### [TASK GOAL]
Wherever the word "Foods" appears in a line, copy that line.
— begin —
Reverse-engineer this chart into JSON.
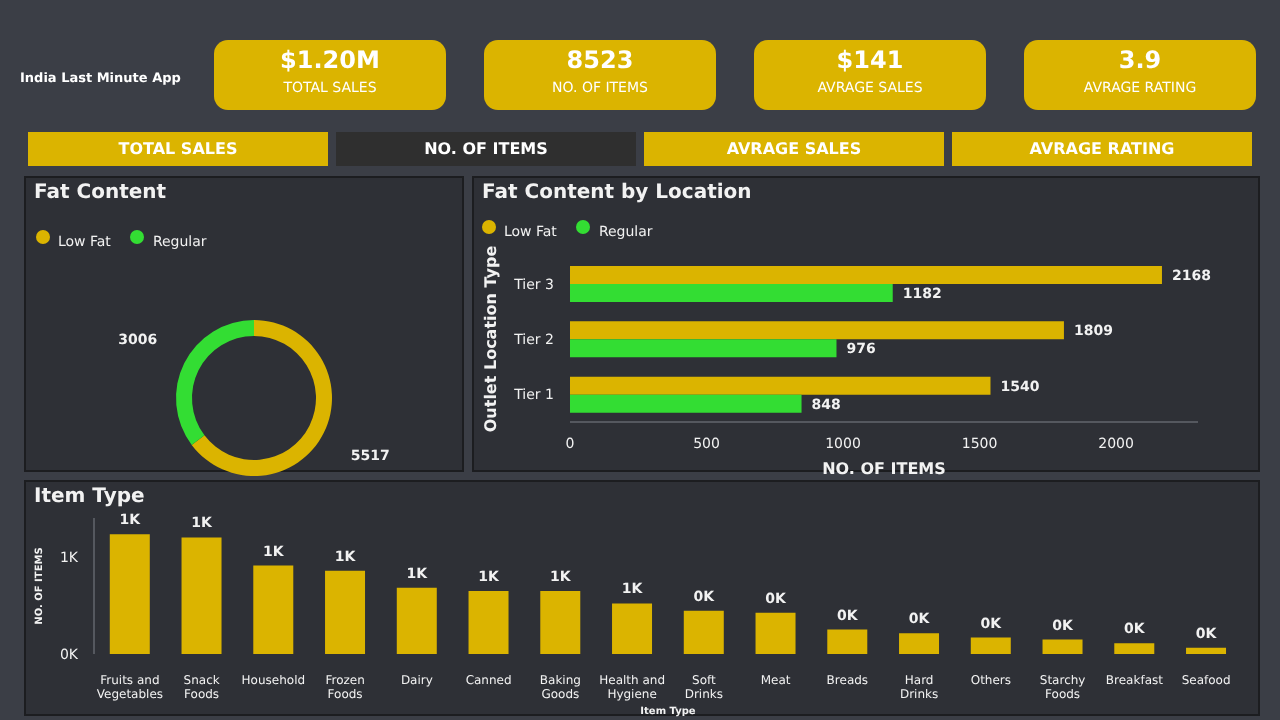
{
  "chart_data": [
    {
      "type": "other",
      "title": "India Last Minute App",
      "annotations": [
        "$1.20M",
        "TOTAL SALES",
        "8523",
        "NO. OF ITEMS",
        "$141",
        "AVRAGE SALES",
        "3.9",
        "AVRAGE RATING",
        "TOTAL SALES",
        "NO. OF ITEMS",
        "AVRAGE SALES",
        "AVRAGE RATING"
      ]
    },
    {
      "type": "donut",
      "title": "Fat Content",
      "categories": [
        "Low Fat",
        "Regular"
      ],
      "values": [
        5517,
        3006
      ],
      "colors": [
        "#dbb400",
        "#33dd33"
      ],
      "data_labels": true,
      "legend": "top left"
    },
    {
      "type": "bar",
      "orientation": "horizontal",
      "title": "Fat Content by Location",
      "categories": [
        "Tier 3",
        "Tier 2",
        "Tier 1"
      ],
      "xlabel": "NO. OF ITEMS",
      "ylabel": "Outlet Location Type",
      "xlim": [
        0,
        2300
      ],
      "xticks": [
        0,
        500,
        1000,
        1500,
        2000
      ],
      "data_labels": true,
      "legend": "top left",
      "series": [
        {
          "name": "Low Fat",
          "color": "#dbb400",
          "values": [
            2168,
            1809,
            1540
          ]
        },
        {
          "name": "Regular",
          "color": "#33dd33",
          "values": [
            1182,
            976,
            848
          ]
        }
      ]
    },
    {
      "type": "bar",
      "title": "Item Type",
      "xlabel": "Item Type",
      "ylabel": "NO. OF ITEMS",
      "categories": [
        "Fruits and Vegetables",
        "Snack Foods",
        "Household",
        "Frozen Foods",
        "Dairy",
        "Canned",
        "Baking Goods",
        "Health and Hygiene",
        "Soft Drinks",
        "Meat",
        "Breads",
        "Hard Drinks",
        "Others",
        "Starchy Foods",
        "Breakfast",
        "Seafood"
      ],
      "values": [
        1232,
        1200,
        910,
        856,
        682,
        649,
        648,
        520,
        445,
        425,
        251,
        214,
        169,
        148,
        110,
        64
      ],
      "color": "#dbb400",
      "value_labels": [
        "1K",
        "1K",
        "1K",
        "1K",
        "1K",
        "1K",
        "1K",
        "1K",
        "0K",
        "0K",
        "0K",
        "0K",
        "0K",
        "0K",
        "0K",
        "0K"
      ],
      "ylim": [
        0,
        1400
      ],
      "yticks": [
        {
          "value": 0,
          "label": "0K"
        },
        {
          "value": 1000,
          "label": "1K"
        }
      ]
    }
  ]
}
— end —
### [SOLVED EXERCISE]
        "Snack Foods",
        "Frozen Foods",
        "Starchy Foods",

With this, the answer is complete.